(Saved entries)
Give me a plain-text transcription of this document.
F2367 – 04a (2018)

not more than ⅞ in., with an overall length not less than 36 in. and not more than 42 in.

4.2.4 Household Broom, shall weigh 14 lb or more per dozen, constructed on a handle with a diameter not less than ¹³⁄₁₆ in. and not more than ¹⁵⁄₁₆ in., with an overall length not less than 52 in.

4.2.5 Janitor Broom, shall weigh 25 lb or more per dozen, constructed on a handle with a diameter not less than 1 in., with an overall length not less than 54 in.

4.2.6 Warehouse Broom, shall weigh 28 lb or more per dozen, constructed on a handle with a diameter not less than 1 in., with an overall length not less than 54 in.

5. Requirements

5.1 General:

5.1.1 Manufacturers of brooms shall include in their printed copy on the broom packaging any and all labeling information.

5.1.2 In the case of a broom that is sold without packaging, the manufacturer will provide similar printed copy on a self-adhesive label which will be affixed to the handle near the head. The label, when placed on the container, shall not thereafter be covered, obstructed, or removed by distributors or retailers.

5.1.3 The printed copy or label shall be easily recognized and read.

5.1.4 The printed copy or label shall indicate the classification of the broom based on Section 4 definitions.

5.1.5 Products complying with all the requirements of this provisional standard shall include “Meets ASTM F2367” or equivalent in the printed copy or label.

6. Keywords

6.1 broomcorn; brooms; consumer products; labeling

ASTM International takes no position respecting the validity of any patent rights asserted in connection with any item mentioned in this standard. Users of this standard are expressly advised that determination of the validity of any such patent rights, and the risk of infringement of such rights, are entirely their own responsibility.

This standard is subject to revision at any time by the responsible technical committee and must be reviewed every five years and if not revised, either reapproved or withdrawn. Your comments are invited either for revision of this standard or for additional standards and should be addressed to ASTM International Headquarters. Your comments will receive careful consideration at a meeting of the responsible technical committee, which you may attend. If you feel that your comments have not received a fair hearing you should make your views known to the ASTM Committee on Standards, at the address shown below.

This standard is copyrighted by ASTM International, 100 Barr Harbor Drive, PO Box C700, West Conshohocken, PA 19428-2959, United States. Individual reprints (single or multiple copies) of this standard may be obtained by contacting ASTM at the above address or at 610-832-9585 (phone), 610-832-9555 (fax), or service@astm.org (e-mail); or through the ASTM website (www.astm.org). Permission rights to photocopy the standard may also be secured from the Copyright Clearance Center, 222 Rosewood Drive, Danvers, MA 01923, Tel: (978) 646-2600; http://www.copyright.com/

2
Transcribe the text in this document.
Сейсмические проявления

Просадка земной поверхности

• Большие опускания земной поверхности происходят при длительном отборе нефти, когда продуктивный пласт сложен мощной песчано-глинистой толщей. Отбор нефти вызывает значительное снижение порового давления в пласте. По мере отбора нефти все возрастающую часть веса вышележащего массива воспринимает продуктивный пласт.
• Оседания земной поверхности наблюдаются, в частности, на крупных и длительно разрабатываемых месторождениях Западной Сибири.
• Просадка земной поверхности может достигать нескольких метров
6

■ GIVEN TASK ■
Repeat, character for character, the lines from the one that holds "Transcribe the text in this document." to the final line of the material, inclusive, and no other lines.

■ IN RESPONSE ■
Transcribe the text in this document.
Сейсмические проявления

Просадка земной поверхности

• Большие опускания земной поверхности происходят при длительном отборе нефти, когда продуктивный пласт сложен мощной песчано-глинистой толщей. Отбор нефти вызывает значительное снижение порового давления в пласте. По мере отбора нефти все возрастающую часть веса вышележащего массива воспринимает продуктивный пласт.
• Оседания земной поверхности наблюдаются, в частности, на крупных и длительно разрабатываемых месторождениях Западной Сибири.
• Просадка земной поверхности может достигать нескольких метров
6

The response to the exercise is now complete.